** START The data **

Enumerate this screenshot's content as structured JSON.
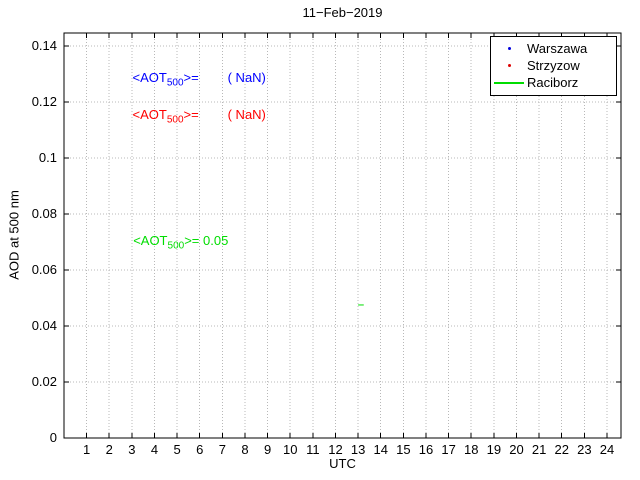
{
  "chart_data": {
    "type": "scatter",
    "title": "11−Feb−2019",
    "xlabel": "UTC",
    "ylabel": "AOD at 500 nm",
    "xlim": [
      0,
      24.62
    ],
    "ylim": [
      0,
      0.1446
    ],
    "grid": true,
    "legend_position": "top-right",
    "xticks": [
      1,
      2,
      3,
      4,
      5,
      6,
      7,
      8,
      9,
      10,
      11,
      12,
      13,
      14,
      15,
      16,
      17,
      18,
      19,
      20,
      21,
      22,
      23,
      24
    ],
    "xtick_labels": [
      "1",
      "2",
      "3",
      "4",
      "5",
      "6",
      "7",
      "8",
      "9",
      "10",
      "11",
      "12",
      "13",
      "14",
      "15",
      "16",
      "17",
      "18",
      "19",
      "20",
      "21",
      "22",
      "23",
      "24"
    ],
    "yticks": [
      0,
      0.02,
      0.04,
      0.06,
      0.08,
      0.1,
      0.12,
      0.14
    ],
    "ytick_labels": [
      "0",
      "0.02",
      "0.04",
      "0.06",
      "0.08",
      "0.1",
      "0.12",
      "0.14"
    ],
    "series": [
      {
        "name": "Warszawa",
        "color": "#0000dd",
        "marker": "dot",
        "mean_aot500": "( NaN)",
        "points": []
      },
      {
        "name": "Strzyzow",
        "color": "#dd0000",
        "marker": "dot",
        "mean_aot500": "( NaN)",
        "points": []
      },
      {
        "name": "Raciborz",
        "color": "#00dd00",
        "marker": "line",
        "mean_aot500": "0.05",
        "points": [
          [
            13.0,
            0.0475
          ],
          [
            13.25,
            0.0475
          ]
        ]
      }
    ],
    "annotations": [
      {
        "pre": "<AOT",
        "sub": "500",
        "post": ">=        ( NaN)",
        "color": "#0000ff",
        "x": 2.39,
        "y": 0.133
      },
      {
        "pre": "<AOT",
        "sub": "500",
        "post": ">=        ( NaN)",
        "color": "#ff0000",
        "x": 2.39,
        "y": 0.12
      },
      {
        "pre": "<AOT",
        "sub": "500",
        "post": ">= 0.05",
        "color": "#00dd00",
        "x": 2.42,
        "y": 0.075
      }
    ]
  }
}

** END The data **

▸ Exercise instructions
Quote the preceding records in their entirety, excluding every picture.

▸ Reply to the exercise
Enumerate this screenshot's content as structured JSON.
{
  "chart_data": {
    "type": "scatter",
    "title": "11−Feb−2019",
    "xlabel": "UTC",
    "ylabel": "AOD at 500 nm",
    "xlim": [
      0,
      24.62
    ],
    "ylim": [
      0,
      0.1446
    ],
    "grid": true,
    "legend_position": "top-right",
    "xticks": [
      1,
      2,
      3,
      4,
      5,
      6,
      7,
      8,
      9,
      10,
      11,
      12,
      13,
      14,
      15,
      16,
      17,
      18,
      19,
      20,
      21,
      22,
      23,
      24
    ],
    "xtick_labels": [
      "1",
      "2",
      "3",
      "4",
      "5",
      "6",
      "7",
      "8",
      "9",
      "10",
      "11",
      "12",
      "13",
      "14",
      "15",
      "16",
      "17",
      "18",
      "19",
      "20",
      "21",
      "22",
      "23",
      "24"
    ],
    "yticks": [
      0,
      0.02,
      0.04,
      0.06,
      0.08,
      0.1,
      0.12,
      0.14
    ],
    "ytick_labels": [
      "0",
      "0.02",
      "0.04",
      "0.06",
      "0.08",
      "0.1",
      "0.12",
      "0.14"
    ],
    "series": [
      {
        "name": "Warszawa",
        "color": "#0000dd",
        "marker": "dot",
        "mean_aot500": "( NaN)",
        "points": []
      },
      {
        "name": "Strzyzow",
        "color": "#dd0000",
        "marker": "dot",
        "mean_aot500": "( NaN)",
        "points": []
      },
      {
        "name": "Raciborz",
        "color": "#00dd00",
        "marker": "line",
        "mean_aot500": "0.05",
        "points": [
          [
            13.0,
            0.0475
          ],
          [
            13.25,
            0.0475
          ]
        ]
      }
    ],
    "annotations": [
      {
        "pre": "<AOT",
        "sub": "500",
        "post": ">=        ( NaN)",
        "color": "#0000ff",
        "x": 2.39,
        "y": 0.133
      },
      {
        "pre": "<AOT",
        "sub": "500",
        "post": ">=        ( NaN)",
        "color": "#ff0000",
        "x": 2.39,
        "y": 0.12
      },
      {
        "pre": "<AOT",
        "sub": "500",
        "post": ">= 0.05",
        "color": "#00dd00",
        "x": 2.42,
        "y": 0.075
      }
    ]
  }
}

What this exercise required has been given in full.